## TASK PROMPT
Extract the complete listing and output it unchanged.
[start of STORED RECORDS]
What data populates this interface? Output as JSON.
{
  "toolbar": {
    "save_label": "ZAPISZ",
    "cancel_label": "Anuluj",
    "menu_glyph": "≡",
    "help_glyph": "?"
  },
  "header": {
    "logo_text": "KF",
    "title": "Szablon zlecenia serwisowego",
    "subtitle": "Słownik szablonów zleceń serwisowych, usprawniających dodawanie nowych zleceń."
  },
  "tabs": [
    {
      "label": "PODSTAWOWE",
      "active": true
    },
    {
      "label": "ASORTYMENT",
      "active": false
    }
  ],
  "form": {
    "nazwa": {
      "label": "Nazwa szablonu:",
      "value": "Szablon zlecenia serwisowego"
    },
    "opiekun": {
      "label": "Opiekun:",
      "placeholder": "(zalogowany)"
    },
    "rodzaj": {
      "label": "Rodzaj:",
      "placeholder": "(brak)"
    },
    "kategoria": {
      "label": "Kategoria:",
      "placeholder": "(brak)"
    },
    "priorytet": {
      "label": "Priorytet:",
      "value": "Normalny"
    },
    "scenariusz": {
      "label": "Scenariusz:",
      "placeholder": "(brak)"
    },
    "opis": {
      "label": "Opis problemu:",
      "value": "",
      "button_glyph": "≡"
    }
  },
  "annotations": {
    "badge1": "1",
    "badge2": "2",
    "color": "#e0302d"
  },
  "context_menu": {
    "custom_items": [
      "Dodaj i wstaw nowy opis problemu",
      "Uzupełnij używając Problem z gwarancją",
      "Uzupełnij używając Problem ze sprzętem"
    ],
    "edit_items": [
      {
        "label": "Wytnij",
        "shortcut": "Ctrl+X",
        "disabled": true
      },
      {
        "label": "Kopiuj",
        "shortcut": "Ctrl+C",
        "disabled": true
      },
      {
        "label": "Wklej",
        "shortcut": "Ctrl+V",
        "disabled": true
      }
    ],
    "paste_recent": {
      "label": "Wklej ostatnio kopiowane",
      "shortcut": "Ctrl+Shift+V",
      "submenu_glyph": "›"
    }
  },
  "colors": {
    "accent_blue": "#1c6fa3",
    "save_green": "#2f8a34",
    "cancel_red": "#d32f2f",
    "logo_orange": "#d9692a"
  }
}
[end of STORED RECORDS]
## COMPLETED TASK
What data populates this interface? Output as JSON.
{
  "toolbar": {
    "save_label": "ZAPISZ",
    "cancel_label": "Anuluj",
    "menu_glyph": "≡",
    "help_glyph": "?"
  },
  "header": {
    "logo_text": "KF",
    "title": "Szablon zlecenia serwisowego",
    "subtitle": "Słownik szablonów zleceń serwisowych, usprawniających dodawanie nowych zleceń."
  },
  "tabs": [
    {
      "label": "PODSTAWOWE",
      "active": true
    },
    {
      "label": "ASORTYMENT",
      "active": false
    }
  ],
  "form": {
    "nazwa": {
      "label": "Nazwa szablonu:",
      "value": "Szablon zlecenia serwisowego"
    },
    "opiekun": {
      "label": "Opiekun:",
      "placeholder": "(zalogowany)"
    },
    "rodzaj": {
      "label": "Rodzaj:",
      "placeholder": "(brak)"
    },
    "kategoria": {
      "label": "Kategoria:",
      "placeholder": "(brak)"
    },
    "priorytet": {
      "label": "Priorytet:",
      "value": "Normalny"
    },
    "scenariusz": {
      "label": "Scenariusz:",
      "placeholder": "(brak)"
    },
    "opis": {
      "label": "Opis problemu:",
      "value": "",
      "button_glyph": "≡"
    }
  },
  "annotations": {
    "badge1": "1",
    "badge2": "2",
    "color": "#e0302d"
  },
  "context_menu": {
    "custom_items": [
      "Dodaj i wstaw nowy opis problemu",
      "Uzupełnij używając Problem z gwarancją",
      "Uzupełnij używając Problem ze sprzętem"
    ],
    "edit_items": [
      {
        "label": "Wytnij",
        "shortcut": "Ctrl+X",
        "disabled": true
      },
      {
        "label": "Kopiuj",
        "shortcut": "Ctrl+C",
        "disabled": true
      },
      {
        "label": "Wklej",
        "shortcut": "Ctrl+V",
        "disabled": true
      }
    ],
    "paste_recent": {
      "label": "Wklej ostatnio kopiowane",
      "shortcut": "Ctrl+Shift+V",
      "submenu_glyph": "›"
    }
  },
  "colors": {
    "accent_blue": "#1c6fa3",
    "save_green": "#2f8a34",
    "cancel_red": "#d32f2f",
    "logo_orange": "#d9692a"
  }
}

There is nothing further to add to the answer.